Directions for this task:
Return every entry exactly as written.

Entries:

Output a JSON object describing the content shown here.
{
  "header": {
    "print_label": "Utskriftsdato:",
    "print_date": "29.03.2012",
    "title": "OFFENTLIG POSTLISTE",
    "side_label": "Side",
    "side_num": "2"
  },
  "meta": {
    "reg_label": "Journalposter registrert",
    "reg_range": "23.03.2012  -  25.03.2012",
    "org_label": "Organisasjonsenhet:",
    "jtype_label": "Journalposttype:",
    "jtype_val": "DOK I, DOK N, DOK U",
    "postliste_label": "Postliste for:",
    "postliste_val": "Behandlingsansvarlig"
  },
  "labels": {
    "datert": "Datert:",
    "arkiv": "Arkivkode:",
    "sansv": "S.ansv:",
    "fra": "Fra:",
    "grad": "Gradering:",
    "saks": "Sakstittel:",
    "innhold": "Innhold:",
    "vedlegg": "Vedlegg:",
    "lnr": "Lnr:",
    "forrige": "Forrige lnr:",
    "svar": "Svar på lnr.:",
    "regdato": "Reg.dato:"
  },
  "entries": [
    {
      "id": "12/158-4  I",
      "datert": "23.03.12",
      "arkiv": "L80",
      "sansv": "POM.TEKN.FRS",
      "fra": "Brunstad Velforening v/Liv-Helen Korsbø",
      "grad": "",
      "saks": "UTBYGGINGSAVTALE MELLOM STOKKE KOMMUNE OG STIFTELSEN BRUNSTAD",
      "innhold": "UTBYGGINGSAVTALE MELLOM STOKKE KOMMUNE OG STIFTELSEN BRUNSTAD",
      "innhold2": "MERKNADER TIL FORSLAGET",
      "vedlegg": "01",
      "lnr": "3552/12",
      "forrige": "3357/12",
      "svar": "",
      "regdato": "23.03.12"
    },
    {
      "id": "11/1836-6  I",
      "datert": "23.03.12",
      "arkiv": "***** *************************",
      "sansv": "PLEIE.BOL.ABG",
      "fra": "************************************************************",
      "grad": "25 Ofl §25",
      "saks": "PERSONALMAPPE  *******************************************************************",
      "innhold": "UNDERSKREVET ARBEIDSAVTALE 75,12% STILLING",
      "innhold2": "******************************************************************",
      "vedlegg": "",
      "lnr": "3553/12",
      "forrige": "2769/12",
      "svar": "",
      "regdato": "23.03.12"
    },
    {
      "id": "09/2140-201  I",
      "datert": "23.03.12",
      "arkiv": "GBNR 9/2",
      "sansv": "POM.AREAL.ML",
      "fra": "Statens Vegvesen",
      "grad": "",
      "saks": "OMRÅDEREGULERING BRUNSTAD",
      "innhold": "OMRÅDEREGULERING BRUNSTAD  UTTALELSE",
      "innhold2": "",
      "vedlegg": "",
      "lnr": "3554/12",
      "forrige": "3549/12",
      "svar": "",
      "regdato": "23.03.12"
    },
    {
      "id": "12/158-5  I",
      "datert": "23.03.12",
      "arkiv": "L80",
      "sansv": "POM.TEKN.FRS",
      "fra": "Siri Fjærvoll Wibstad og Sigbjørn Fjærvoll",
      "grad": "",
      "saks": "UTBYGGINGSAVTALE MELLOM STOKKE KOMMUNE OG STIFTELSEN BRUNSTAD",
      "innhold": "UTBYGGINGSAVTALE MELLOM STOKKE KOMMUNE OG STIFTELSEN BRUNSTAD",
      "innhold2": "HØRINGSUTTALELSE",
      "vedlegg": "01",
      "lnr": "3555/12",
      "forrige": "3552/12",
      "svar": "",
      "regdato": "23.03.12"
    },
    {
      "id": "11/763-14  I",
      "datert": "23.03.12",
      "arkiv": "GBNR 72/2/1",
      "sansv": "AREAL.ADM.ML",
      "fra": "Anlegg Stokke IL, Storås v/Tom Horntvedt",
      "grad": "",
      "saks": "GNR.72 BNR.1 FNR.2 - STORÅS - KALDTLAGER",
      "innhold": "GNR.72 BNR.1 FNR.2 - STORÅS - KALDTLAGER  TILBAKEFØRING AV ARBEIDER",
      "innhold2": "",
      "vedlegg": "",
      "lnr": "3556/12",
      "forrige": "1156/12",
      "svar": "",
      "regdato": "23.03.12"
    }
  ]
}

Output:
Output a JSON object describing the content shown here.
{
  "header": {
    "print_label": "Utskriftsdato:",
    "print_date": "29.03.2012",
    "title": "OFFENTLIG POSTLISTE",
    "side_label": "Side",
    "side_num": "2"
  },
  "meta": {
    "reg_label": "Journalposter registrert",
    "reg_range": "23.03.2012  -  25.03.2012",
    "org_label": "Organisasjonsenhet:",
    "jtype_label": "Journalposttype:",
    "jtype_val": "DOK I, DOK N, DOK U",
    "postliste_label": "Postliste for:",
    "postliste_val": "Behandlingsansvarlig"
  },
  "labels": {
    "datert": "Datert:",
    "arkiv": "Arkivkode:",
    "sansv": "S.ansv:",
    "fra": "Fra:",
    "grad": "Gradering:",
    "saks": "Sakstittel:",
    "innhold": "Innhold:",
    "vedlegg": "Vedlegg:",
    "lnr": "Lnr:",
    "forrige": "Forrige lnr:",
    "svar": "Svar på lnr.:",
    "regdato": "Reg.dato:"
  },
  "entries": [
    {
      "id": "12/158-4  I",
      "datert": "23.03.12",
      "arkiv": "L80",
      "sansv": "POM.TEKN.FRS",
      "fra": "Brunstad Velforening v/Liv-Helen Korsbø",
      "grad": "",
      "saks": "UTBYGGINGSAVTALE MELLOM STOKKE KOMMUNE OG STIFTELSEN BRUNSTAD",
      "innhold": "UTBYGGINGSAVTALE MELLOM STOKKE KOMMUNE OG STIFTELSEN BRUNSTAD",
      "innhold2": "MERKNADER TIL FORSLAGET",
      "vedlegg": "01",
      "lnr": "3552/12",
      "forrige": "3357/12",
      "svar": "",
      "regdato": "23.03.12"
    },
    {
      "id": "11/1836-6  I",
      "datert": "23.03.12",
      "arkiv": "***** *************************",
      "sansv": "PLEIE.BOL.ABG",
      "fra": "************************************************************",
      "grad": "25 Ofl §25",
      "saks": "PERSONALMAPPE  *******************************************************************",
      "innhold": "UNDERSKREVET ARBEIDSAVTALE 75,12% STILLING",
      "innhold2": "******************************************************************",
      "vedlegg": "",
      "lnr": "3553/12",
      "forrige": "2769/12",
      "svar": "",
      "regdato": "23.03.12"
    },
    {
      "id": "09/2140-201  I",
      "datert": "23.03.12",
      "arkiv": "GBNR 9/2",
      "sansv": "POM.AREAL.ML",
      "fra": "Statens Vegvesen",
      "grad": "",
      "saks": "OMRÅDEREGULERING BRUNSTAD",
      "innhold": "OMRÅDEREGULERING BRUNSTAD  UTTALELSE",
      "innhold2": "",
      "vedlegg": "",
      "lnr": "3554/12",
      "forrige": "3549/12",
      "svar": "",
      "regdato": "23.03.12"
    },
    {
      "id": "12/158-5  I",
      "datert": "23.03.12",
      "arkiv": "L80",
      "sansv": "POM.TEKN.FRS",
      "fra": "Siri Fjærvoll Wibstad og Sigbjørn Fjærvoll",
      "grad": "",
      "saks": "UTBYGGINGSAVTALE MELLOM STOKKE KOMMUNE OG STIFTELSEN BRUNSTAD",
      "innhold": "UTBYGGINGSAVTALE MELLOM STOKKE KOMMUNE OG STIFTELSEN BRUNSTAD",
      "innhold2": "HØRINGSUTTALELSE",
      "vedlegg": "01",
      "lnr": "3555/12",
      "forrige": "3552/12",
      "svar": "",
      "regdato": "23.03.12"
    },
    {
      "id": "11/763-14  I",
      "datert": "23.03.12",
      "arkiv": "GBNR 72/2/1",
      "sansv": "AREAL.ADM.ML",
      "fra": "Anlegg Stokke IL, Storås v/Tom Horntvedt",
      "grad": "",
      "saks": "GNR.72 BNR.1 FNR.2 - STORÅS - KALDTLAGER",
      "innhold": "GNR.72 BNR.1 FNR.2 - STORÅS - KALDTLAGER  TILBAKEFØRING AV ARBEIDER",
      "innhold2": "",
      "vedlegg": "",
      "lnr": "3556/12",
      "forrige": "1156/12",
      "svar": "",
      "regdato": "23.03.12"
    }
  ]
}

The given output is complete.